## INSTRUCTIONS TO FOLLOW
All entries must be repeated exactly; do not include the pictures.

## LISTED ENTRIES
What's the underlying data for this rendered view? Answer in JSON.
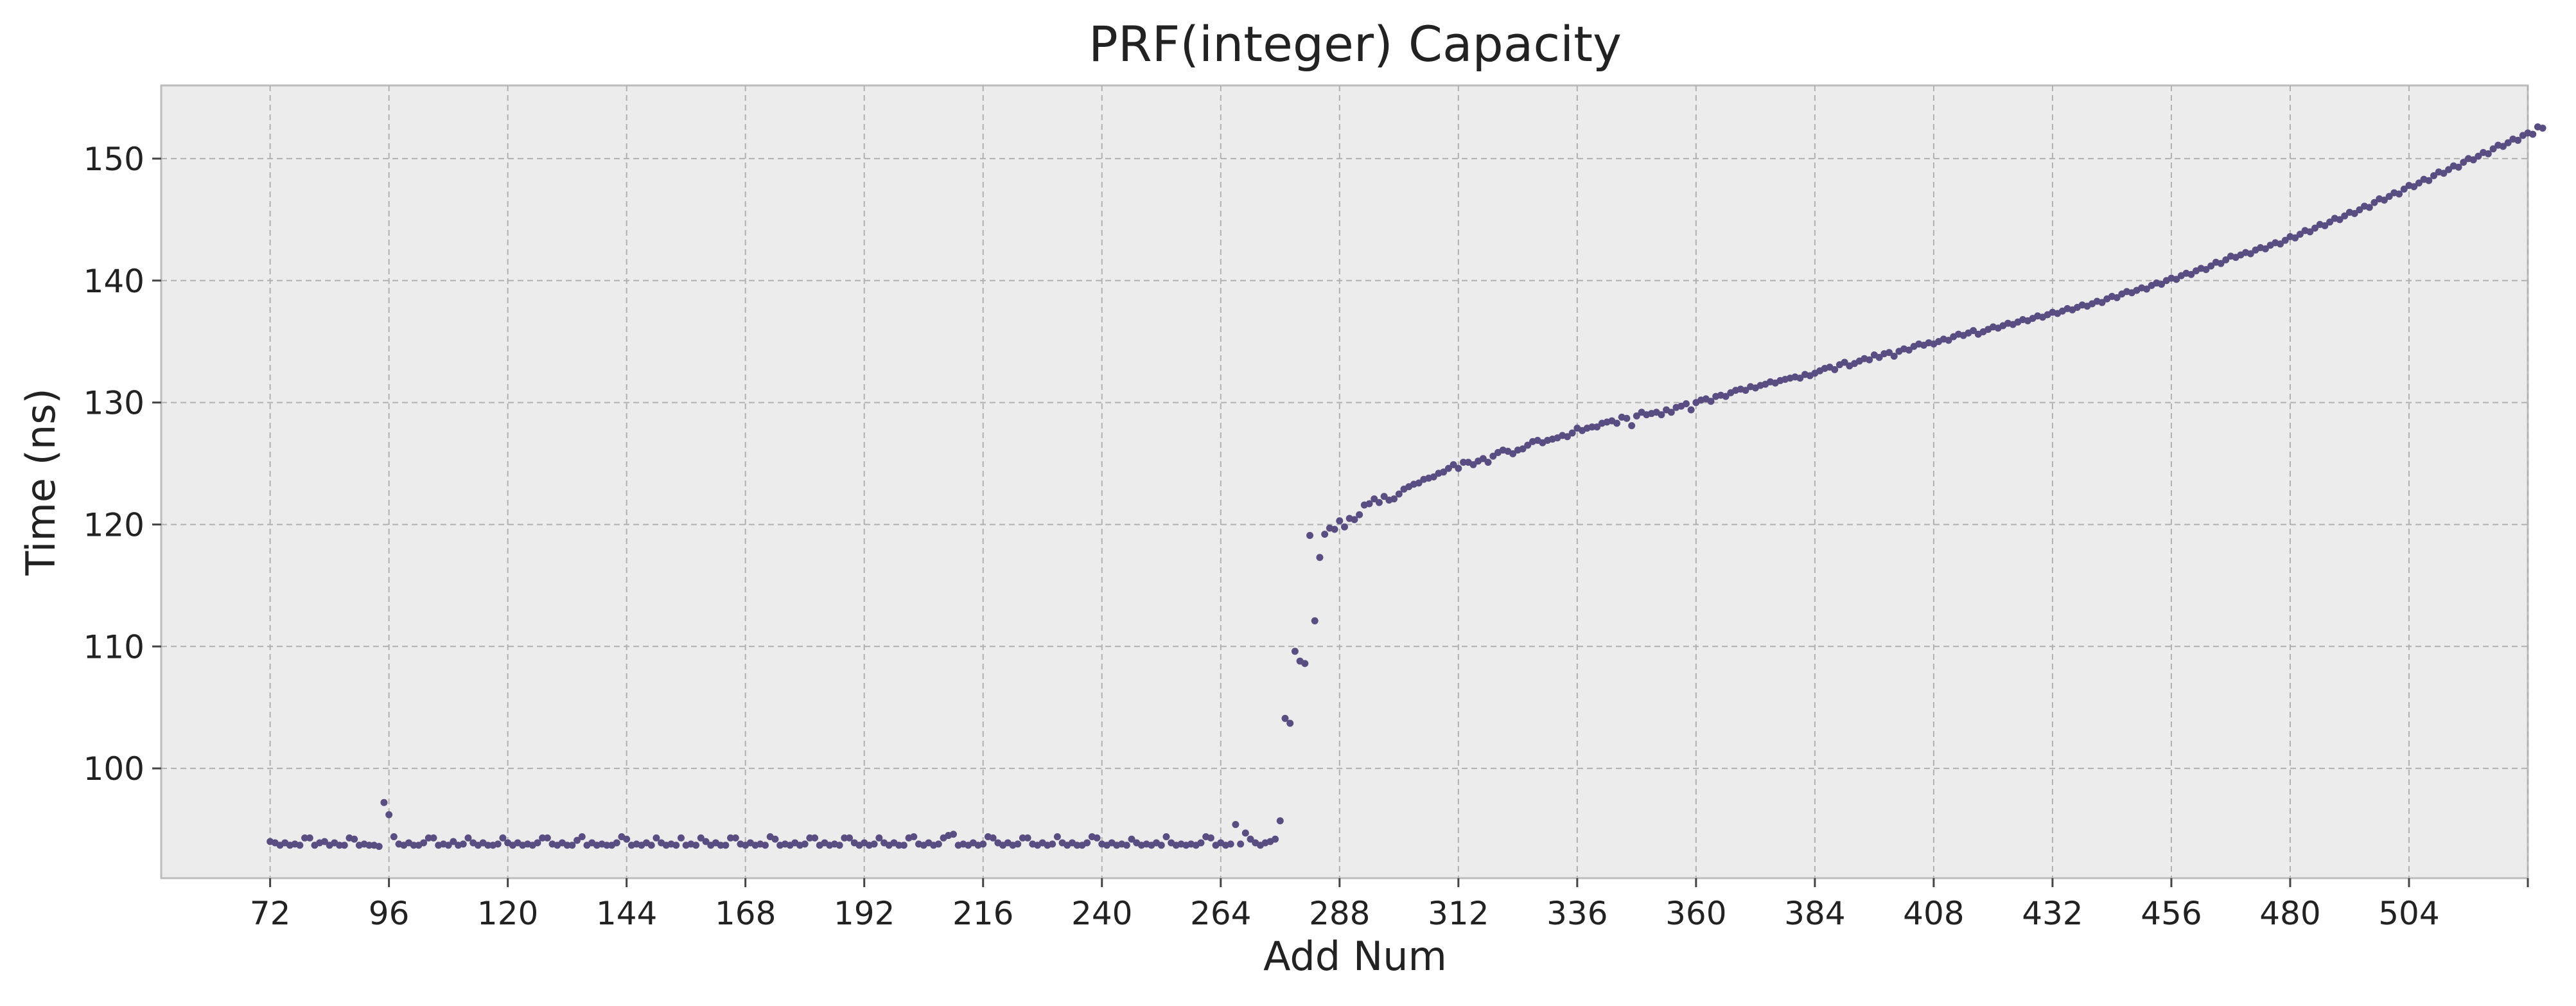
{
  "chart_data": {
    "type": "scatter",
    "title": "PRF(integer) Capacity",
    "xlabel": "Add Num",
    "ylabel": "Time (ns)",
    "xlim": [
      50,
      528
    ],
    "ylim": [
      91,
      156
    ],
    "xticks": [
      72,
      96,
      120,
      144,
      168,
      192,
      216,
      240,
      264,
      288,
      312,
      336,
      360,
      384,
      408,
      432,
      456,
      480,
      504
    ],
    "yticks": [
      100,
      110,
      120,
      130,
      140,
      150
    ],
    "grid": true,
    "marker_color": "#5a4d82",
    "background_color": "#ececec",
    "grid_color": "#b0b0b0",
    "series": [
      {
        "x_start": 72,
        "x_step": 1,
        "values": [
          94.0,
          93.9,
          93.7,
          93.9,
          93.7,
          93.8,
          93.7,
          94.3,
          94.3,
          93.7,
          93.9,
          94.0,
          93.7,
          93.9,
          93.7,
          93.7,
          94.3,
          94.2,
          93.7,
          93.8,
          93.7,
          93.7,
          93.6,
          97.2,
          96.2,
          94.4,
          93.8,
          93.7,
          93.9,
          93.7,
          93.7,
          93.9,
          94.3,
          94.3,
          93.7,
          93.8,
          93.7,
          94.0,
          93.7,
          93.8,
          94.3,
          93.9,
          93.7,
          93.9,
          93.7,
          93.7,
          93.8,
          94.3,
          93.9,
          93.7,
          93.9,
          93.7,
          93.8,
          93.7,
          93.9,
          94.3,
          94.3,
          93.8,
          93.7,
          93.9,
          93.7,
          93.7,
          94.1,
          94.4,
          93.7,
          93.9,
          93.7,
          93.8,
          93.7,
          93.7,
          93.9,
          94.4,
          94.2,
          93.7,
          93.8,
          93.7,
          93.9,
          93.7,
          94.3,
          93.9,
          93.7,
          93.8,
          93.7,
          94.3,
          93.7,
          93.8,
          93.7,
          94.3,
          94.0,
          93.7,
          93.9,
          93.7,
          93.7,
          94.3,
          94.3,
          93.8,
          93.7,
          93.9,
          93.7,
          93.8,
          93.7,
          94.4,
          94.2,
          93.7,
          93.8,
          93.7,
          93.9,
          93.7,
          93.8,
          94.3,
          94.3,
          93.7,
          93.9,
          93.7,
          93.8,
          93.7,
          94.3,
          94.3,
          93.9,
          93.7,
          93.9,
          93.7,
          93.8,
          94.3,
          93.9,
          93.7,
          93.9,
          93.7,
          93.7,
          94.3,
          94.4,
          93.8,
          93.7,
          93.9,
          93.7,
          93.8,
          94.3,
          94.5,
          94.6,
          93.7,
          93.8,
          93.7,
          93.9,
          93.7,
          93.8,
          94.4,
          94.3,
          93.9,
          93.7,
          93.9,
          93.7,
          93.8,
          94.3,
          94.3,
          93.8,
          93.7,
          93.9,
          93.7,
          93.8,
          94.4,
          93.9,
          93.7,
          93.9,
          93.7,
          93.7,
          93.9,
          94.4,
          94.3,
          93.8,
          93.7,
          93.9,
          93.7,
          93.8,
          93.7,
          94.2,
          93.9,
          93.7,
          93.8,
          93.7,
          93.9,
          93.7,
          94.4,
          93.9,
          93.7,
          93.8,
          93.7,
          93.8,
          93.7,
          93.9,
          94.4,
          94.3,
          93.7,
          93.9,
          93.7,
          93.8,
          95.4,
          93.8,
          94.7,
          94.2,
          93.9,
          93.7,
          93.9,
          94.0,
          94.2,
          95.7,
          104.1,
          103.7,
          109.6,
          108.8,
          108.6,
          119.1,
          112.1,
          117.3,
          119.2,
          119.7,
          119.6,
          120.3,
          119.8,
          120.5,
          120.4,
          120.8,
          121.6,
          121.7,
          122.1,
          121.8,
          122.3,
          122.0,
          122.1,
          122.5,
          122.9,
          123.1,
          123.3,
          123.4,
          123.7,
          123.8,
          123.9,
          124.2,
          124.3,
          124.6,
          124.9,
          124.6,
          125.1,
          125.1,
          124.9,
          125.2,
          125.4,
          125.1,
          125.6,
          125.9,
          126.1,
          126.0,
          125.8,
          126.1,
          126.2,
          126.5,
          126.8,
          126.9,
          126.7,
          126.9,
          127.0,
          127.1,
          127.3,
          127.2,
          127.5,
          127.9,
          127.7,
          127.9,
          128.0,
          128.0,
          128.3,
          128.4,
          128.5,
          128.3,
          128.8,
          128.7,
          128.1,
          128.9,
          129.2,
          129.0,
          129.1,
          129.2,
          129.0,
          129.4,
          129.2,
          129.6,
          129.7,
          129.9,
          129.4,
          130.0,
          130.2,
          130.3,
          130.1,
          130.5,
          130.6,
          130.5,
          130.8,
          131.0,
          131.1,
          131.0,
          131.3,
          131.2,
          131.4,
          131.5,
          131.7,
          131.6,
          131.8,
          131.9,
          132.0,
          132.1,
          132.0,
          132.3,
          132.2,
          132.4,
          132.6,
          132.8,
          132.9,
          132.7,
          133.1,
          133.3,
          133.0,
          133.2,
          133.4,
          133.6,
          133.5,
          133.9,
          133.7,
          134.0,
          134.1,
          133.8,
          134.2,
          134.4,
          134.3,
          134.6,
          134.8,
          134.7,
          134.9,
          134.8,
          135.0,
          135.2,
          135.1,
          135.4,
          135.6,
          135.5,
          135.7,
          135.9,
          135.6,
          135.8,
          136.0,
          136.2,
          136.1,
          136.3,
          136.5,
          136.4,
          136.6,
          136.8,
          136.7,
          136.9,
          137.1,
          137.0,
          137.2,
          137.4,
          137.3,
          137.5,
          137.7,
          137.6,
          137.8,
          138.0,
          137.9,
          138.1,
          138.3,
          138.2,
          138.5,
          138.7,
          138.6,
          138.9,
          139.1,
          139.0,
          139.2,
          139.4,
          139.3,
          139.6,
          139.8,
          139.7,
          140.0,
          140.2,
          140.1,
          140.4,
          140.6,
          140.5,
          140.8,
          141.0,
          140.9,
          141.2,
          141.5,
          141.4,
          141.7,
          142.0,
          141.9,
          142.1,
          142.3,
          142.2,
          142.5,
          142.7,
          142.6,
          142.9,
          143.1,
          143.0,
          143.3,
          143.6,
          143.5,
          143.8,
          144.1,
          144.0,
          144.3,
          144.6,
          144.5,
          144.8,
          145.1,
          145.0,
          145.3,
          145.6,
          145.5,
          145.8,
          146.1,
          146.0,
          146.4,
          146.7,
          146.6,
          146.9,
          147.2,
          147.1,
          147.5,
          147.8,
          147.7,
          148.0,
          148.3,
          148.2,
          148.6,
          148.9,
          148.8,
          149.1,
          149.4,
          149.3,
          149.7,
          150.0,
          149.9,
          150.2,
          150.5,
          150.4,
          150.8,
          151.1,
          151.0,
          151.3,
          151.6,
          151.5,
          151.9,
          152.1,
          152.0,
          152.6,
          152.5
        ]
      }
    ]
  }
}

## ANSWER TO THIS PROBLEM
What's the underlying data for this rendered view? Answer in JSON.
{
  "chart_data": {
    "type": "scatter",
    "title": "PRF(integer) Capacity",
    "xlabel": "Add Num",
    "ylabel": "Time (ns)",
    "xlim": [
      50,
      528
    ],
    "ylim": [
      91,
      156
    ],
    "xticks": [
      72,
      96,
      120,
      144,
      168,
      192,
      216,
      240,
      264,
      288,
      312,
      336,
      360,
      384,
      408,
      432,
      456,
      480,
      504
    ],
    "yticks": [
      100,
      110,
      120,
      130,
      140,
      150
    ],
    "grid": true,
    "marker_color": "#5a4d82",
    "background_color": "#ececec",
    "grid_color": "#b0b0b0",
    "series": [
      {
        "x_start": 72,
        "x_step": 1,
        "values": [
          94.0,
          93.9,
          93.7,
          93.9,
          93.7,
          93.8,
          93.7,
          94.3,
          94.3,
          93.7,
          93.9,
          94.0,
          93.7,
          93.9,
          93.7,
          93.7,
          94.3,
          94.2,
          93.7,
          93.8,
          93.7,
          93.7,
          93.6,
          97.2,
          96.2,
          94.4,
          93.8,
          93.7,
          93.9,
          93.7,
          93.7,
          93.9,
          94.3,
          94.3,
          93.7,
          93.8,
          93.7,
          94.0,
          93.7,
          93.8,
          94.3,
          93.9,
          93.7,
          93.9,
          93.7,
          93.7,
          93.8,
          94.3,
          93.9,
          93.7,
          93.9,
          93.7,
          93.8,
          93.7,
          93.9,
          94.3,
          94.3,
          93.8,
          93.7,
          93.9,
          93.7,
          93.7,
          94.1,
          94.4,
          93.7,
          93.9,
          93.7,
          93.8,
          93.7,
          93.7,
          93.9,
          94.4,
          94.2,
          93.7,
          93.8,
          93.7,
          93.9,
          93.7,
          94.3,
          93.9,
          93.7,
          93.8,
          93.7,
          94.3,
          93.7,
          93.8,
          93.7,
          94.3,
          94.0,
          93.7,
          93.9,
          93.7,
          93.7,
          94.3,
          94.3,
          93.8,
          93.7,
          93.9,
          93.7,
          93.8,
          93.7,
          94.4,
          94.2,
          93.7,
          93.8,
          93.7,
          93.9,
          93.7,
          93.8,
          94.3,
          94.3,
          93.7,
          93.9,
          93.7,
          93.8,
          93.7,
          94.3,
          94.3,
          93.9,
          93.7,
          93.9,
          93.7,
          93.8,
          94.3,
          93.9,
          93.7,
          93.9,
          93.7,
          93.7,
          94.3,
          94.4,
          93.8,
          93.7,
          93.9,
          93.7,
          93.8,
          94.3,
          94.5,
          94.6,
          93.7,
          93.8,
          93.7,
          93.9,
          93.7,
          93.8,
          94.4,
          94.3,
          93.9,
          93.7,
          93.9,
          93.7,
          93.8,
          94.3,
          94.3,
          93.8,
          93.7,
          93.9,
          93.7,
          93.8,
          94.4,
          93.9,
          93.7,
          93.9,
          93.7,
          93.7,
          93.9,
          94.4,
          94.3,
          93.8,
          93.7,
          93.9,
          93.7,
          93.8,
          93.7,
          94.2,
          93.9,
          93.7,
          93.8,
          93.7,
          93.9,
          93.7,
          94.4,
          93.9,
          93.7,
          93.8,
          93.7,
          93.8,
          93.7,
          93.9,
          94.4,
          94.3,
          93.7,
          93.9,
          93.7,
          93.8,
          95.4,
          93.8,
          94.7,
          94.2,
          93.9,
          93.7,
          93.9,
          94.0,
          94.2,
          95.7,
          104.1,
          103.7,
          109.6,
          108.8,
          108.6,
          119.1,
          112.1,
          117.3,
          119.2,
          119.7,
          119.6,
          120.3,
          119.8,
          120.5,
          120.4,
          120.8,
          121.6,
          121.7,
          122.1,
          121.8,
          122.3,
          122.0,
          122.1,
          122.5,
          122.9,
          123.1,
          123.3,
          123.4,
          123.7,
          123.8,
          123.9,
          124.2,
          124.3,
          124.6,
          124.9,
          124.6,
          125.1,
          125.1,
          124.9,
          125.2,
          125.4,
          125.1,
          125.6,
          125.9,
          126.1,
          126.0,
          125.8,
          126.1,
          126.2,
          126.5,
          126.8,
          126.9,
          126.7,
          126.9,
          127.0,
          127.1,
          127.3,
          127.2,
          127.5,
          127.9,
          127.7,
          127.9,
          128.0,
          128.0,
          128.3,
          128.4,
          128.5,
          128.3,
          128.8,
          128.7,
          128.1,
          128.9,
          129.2,
          129.0,
          129.1,
          129.2,
          129.0,
          129.4,
          129.2,
          129.6,
          129.7,
          129.9,
          129.4,
          130.0,
          130.2,
          130.3,
          130.1,
          130.5,
          130.6,
          130.5,
          130.8,
          131.0,
          131.1,
          131.0,
          131.3,
          131.2,
          131.4,
          131.5,
          131.7,
          131.6,
          131.8,
          131.9,
          132.0,
          132.1,
          132.0,
          132.3,
          132.2,
          132.4,
          132.6,
          132.8,
          132.9,
          132.7,
          133.1,
          133.3,
          133.0,
          133.2,
          133.4,
          133.6,
          133.5,
          133.9,
          133.7,
          134.0,
          134.1,
          133.8,
          134.2,
          134.4,
          134.3,
          134.6,
          134.8,
          134.7,
          134.9,
          134.8,
          135.0,
          135.2,
          135.1,
          135.4,
          135.6,
          135.5,
          135.7,
          135.9,
          135.6,
          135.8,
          136.0,
          136.2,
          136.1,
          136.3,
          136.5,
          136.4,
          136.6,
          136.8,
          136.7,
          136.9,
          137.1,
          137.0,
          137.2,
          137.4,
          137.3,
          137.5,
          137.7,
          137.6,
          137.8,
          138.0,
          137.9,
          138.1,
          138.3,
          138.2,
          138.5,
          138.7,
          138.6,
          138.9,
          139.1,
          139.0,
          139.2,
          139.4,
          139.3,
          139.6,
          139.8,
          139.7,
          140.0,
          140.2,
          140.1,
          140.4,
          140.6,
          140.5,
          140.8,
          141.0,
          140.9,
          141.2,
          141.5,
          141.4,
          141.7,
          142.0,
          141.9,
          142.1,
          142.3,
          142.2,
          142.5,
          142.7,
          142.6,
          142.9,
          143.1,
          143.0,
          143.3,
          143.6,
          143.5,
          143.8,
          144.1,
          144.0,
          144.3,
          144.6,
          144.5,
          144.8,
          145.1,
          145.0,
          145.3,
          145.6,
          145.5,
          145.8,
          146.1,
          146.0,
          146.4,
          146.7,
          146.6,
          146.9,
          147.2,
          147.1,
          147.5,
          147.8,
          147.7,
          148.0,
          148.3,
          148.2,
          148.6,
          148.9,
          148.8,
          149.1,
          149.4,
          149.3,
          149.7,
          150.0,
          149.9,
          150.2,
          150.5,
          150.4,
          150.8,
          151.1,
          151.0,
          151.3,
          151.6,
          151.5,
          151.9,
          152.1,
          152.0,
          152.6,
          152.5
        ]
      }
    ]
  }
}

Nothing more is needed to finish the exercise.